**YOUR INSTRUCTIONS:** Write out every entry exactly as it appears.

(A run of records)

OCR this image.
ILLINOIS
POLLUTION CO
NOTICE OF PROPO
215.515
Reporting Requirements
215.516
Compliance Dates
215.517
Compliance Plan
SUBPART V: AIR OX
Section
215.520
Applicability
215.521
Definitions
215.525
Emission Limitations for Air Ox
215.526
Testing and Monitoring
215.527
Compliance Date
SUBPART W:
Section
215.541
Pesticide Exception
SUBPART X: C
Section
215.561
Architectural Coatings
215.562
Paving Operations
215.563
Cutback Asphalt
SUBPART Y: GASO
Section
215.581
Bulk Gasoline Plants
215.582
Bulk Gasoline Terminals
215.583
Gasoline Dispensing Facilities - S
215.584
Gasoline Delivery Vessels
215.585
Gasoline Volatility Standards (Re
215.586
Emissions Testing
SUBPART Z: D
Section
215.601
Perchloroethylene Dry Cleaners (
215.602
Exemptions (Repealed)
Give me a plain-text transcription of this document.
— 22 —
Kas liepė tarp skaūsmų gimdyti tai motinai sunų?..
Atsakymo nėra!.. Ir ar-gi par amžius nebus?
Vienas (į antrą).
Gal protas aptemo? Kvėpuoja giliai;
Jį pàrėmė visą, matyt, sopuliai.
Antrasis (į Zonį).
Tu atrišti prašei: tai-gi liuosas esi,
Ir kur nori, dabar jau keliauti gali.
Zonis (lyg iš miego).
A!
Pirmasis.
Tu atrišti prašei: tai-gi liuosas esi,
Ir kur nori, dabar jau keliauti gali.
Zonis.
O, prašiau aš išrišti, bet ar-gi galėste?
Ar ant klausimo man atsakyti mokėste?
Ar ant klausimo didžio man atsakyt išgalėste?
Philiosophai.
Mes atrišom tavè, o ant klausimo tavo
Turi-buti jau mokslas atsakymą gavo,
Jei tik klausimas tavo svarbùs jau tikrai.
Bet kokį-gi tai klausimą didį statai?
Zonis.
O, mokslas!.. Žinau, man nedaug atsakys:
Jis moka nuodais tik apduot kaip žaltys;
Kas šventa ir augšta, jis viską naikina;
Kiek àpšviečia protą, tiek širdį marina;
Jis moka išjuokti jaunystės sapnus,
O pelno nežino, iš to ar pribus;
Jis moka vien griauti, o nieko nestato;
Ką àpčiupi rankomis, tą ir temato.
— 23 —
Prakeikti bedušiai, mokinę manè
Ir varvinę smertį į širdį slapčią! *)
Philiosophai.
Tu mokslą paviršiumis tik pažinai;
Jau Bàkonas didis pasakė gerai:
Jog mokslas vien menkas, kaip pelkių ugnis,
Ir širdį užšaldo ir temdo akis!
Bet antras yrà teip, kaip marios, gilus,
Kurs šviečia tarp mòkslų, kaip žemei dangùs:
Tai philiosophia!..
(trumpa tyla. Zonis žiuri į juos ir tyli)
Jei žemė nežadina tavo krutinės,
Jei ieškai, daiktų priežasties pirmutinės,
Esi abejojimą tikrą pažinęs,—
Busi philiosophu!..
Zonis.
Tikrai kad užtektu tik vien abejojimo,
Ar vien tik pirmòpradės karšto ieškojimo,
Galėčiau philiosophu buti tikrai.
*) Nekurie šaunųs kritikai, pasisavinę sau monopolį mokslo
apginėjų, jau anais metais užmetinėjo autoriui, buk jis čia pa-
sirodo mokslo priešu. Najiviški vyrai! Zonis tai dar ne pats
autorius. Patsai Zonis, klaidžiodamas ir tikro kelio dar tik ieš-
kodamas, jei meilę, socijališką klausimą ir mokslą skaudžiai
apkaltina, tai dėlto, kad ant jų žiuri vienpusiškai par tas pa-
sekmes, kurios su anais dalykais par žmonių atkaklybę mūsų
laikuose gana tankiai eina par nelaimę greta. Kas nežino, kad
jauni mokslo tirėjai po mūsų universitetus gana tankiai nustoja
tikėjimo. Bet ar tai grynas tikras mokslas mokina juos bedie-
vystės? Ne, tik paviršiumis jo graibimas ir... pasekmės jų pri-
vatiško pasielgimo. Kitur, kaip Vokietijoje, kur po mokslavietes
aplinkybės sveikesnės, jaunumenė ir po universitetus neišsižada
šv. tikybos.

**REPLY:**
OCR this image.
ILLINOIS
POLLUTION CO
NOTICE OF PROPO
215.515
Reporting Requirements
215.516
Compliance Dates
215.517
Compliance Plan
SUBPART V: AIR OX
Section
215.520
Applicability
215.521
Definitions
215.525
Emission Limitations for Air Ox
215.526
Testing and Monitoring
215.527
Compliance Date
SUBPART W:
Section
215.541
Pesticide Exception
SUBPART X: C
Section
215.561
Architectural Coatings
215.562
Paving Operations
215.563
Cutback Asphalt
SUBPART Y: GASO
Section
215.581
Bulk Gasoline Plants
215.582
Bulk Gasoline Terminals
215.583
Gasoline Dispensing Facilities - S
215.584
Gasoline Delivery Vessels
215.585
Gasoline Volatility Standards (Re
215.586
Emissions Testing
SUBPART Z: D
Section
215.601
Perchloroethylene Dry Cleaners (
215.602
Exemptions (Repealed)
Give me a plain-text transcription of this document.
— 22 —
Kas liepė tarp skaūsmų gimdyti tai motinai sunų?..
Atsakymo nėra!.. Ir ar-gi par amžius nebus?
Vienas (į antrą).
Gal protas aptemo? Kvėpuoja giliai;
Jį pàrėmė visą, matyt, sopuliai.
Antrasis (į Zonį).
Tu atrišti prašei: tai-gi liuosas esi,
Ir kur nori, dabar jau keliauti gali.
Zonis (lyg iš miego).
A!
Pirmasis.
Tu atrišti prašei: tai-gi liuosas esi,
Ir kur nori, dabar jau keliauti gali.
Zonis.
O, prašiau aš išrišti, bet ar-gi galėste?
Ar ant klausimo man atsakyti mokėste?
Ar ant klausimo didžio man atsakyt išgalėste?
Philiosophai.
Mes atrišom tavè, o ant klausimo tavo
Turi-buti jau mokslas atsakymą gavo,
Jei tik klausimas tavo svarbùs jau tikrai.
Bet kokį-gi tai klausimą didį statai?
Zonis.
O, mokslas!.. Žinau, man nedaug atsakys:
Jis moka nuodais tik apduot kaip žaltys;
Kas šventa ir augšta, jis viską naikina;
Kiek àpšviečia protą, tiek širdį marina;
Jis moka išjuokti jaunystės sapnus,
O pelno nežino, iš to ar pribus;
Jis moka vien griauti, o nieko nestato;
Ką àpčiupi rankomis, tą ir temato.
— 23 —
Prakeikti bedušiai, mokinę manè
Ir varvinę smertį į širdį slapčią! *)
Philiosophai.
Tu mokslą paviršiumis tik pažinai;
Jau Bàkonas didis pasakė gerai:
Jog mokslas vien menkas, kaip pelkių ugnis,
Ir širdį užšaldo ir temdo akis!
Bet antras yrà teip, kaip marios, gilus,
Kurs šviečia tarp mòkslų, kaip žemei dangùs:
Tai philiosophia!..
(trumpa tyla. Zonis žiuri į juos ir tyli)
Jei žemė nežadina tavo krutinės,
Jei ieškai, daiktų priežasties pirmutinės,
Esi abejojimą tikrą pažinęs,—
Busi philiosophu!..
Zonis.
Tikrai kad užtektu tik vien abejojimo,
Ar vien tik pirmòpradės karšto ieškojimo,
Galėčiau philiosophu buti tikrai.
*) Nekurie šaunųs kritikai, pasisavinę sau monopolį mokslo
apginėjų, jau anais metais užmetinėjo autoriui, buk jis čia pa-
sirodo mokslo priešu. Najiviški vyrai! Zonis tai dar ne pats
autorius. Patsai Zonis, klaidžiodamas ir tikro kelio dar tik ieš-
kodamas, jei meilę, socijališką klausimą ir mokslą skaudžiai
apkaltina, tai dėlto, kad ant jų žiuri vienpusiškai par tas pa-
sekmes, kurios su anais dalykais par žmonių atkaklybę mūsų
laikuose gana tankiai eina par nelaimę greta. Kas nežino, kad
jauni mokslo tirėjai po mūsų universitetus gana tankiai nustoja
tikėjimo. Bet ar tai grynas tikras mokslas mokina juos bedie-
vystės? Ne, tik paviršiumis jo graibimas ir... pasekmės jų pri-
vatiško pasielgimo. Kitur, kaip Vokietijoje, kur po mokslavietes
aplinkybės sveikesnės, jaunumenė ir po universitetus neišsižada
šv. tikybos.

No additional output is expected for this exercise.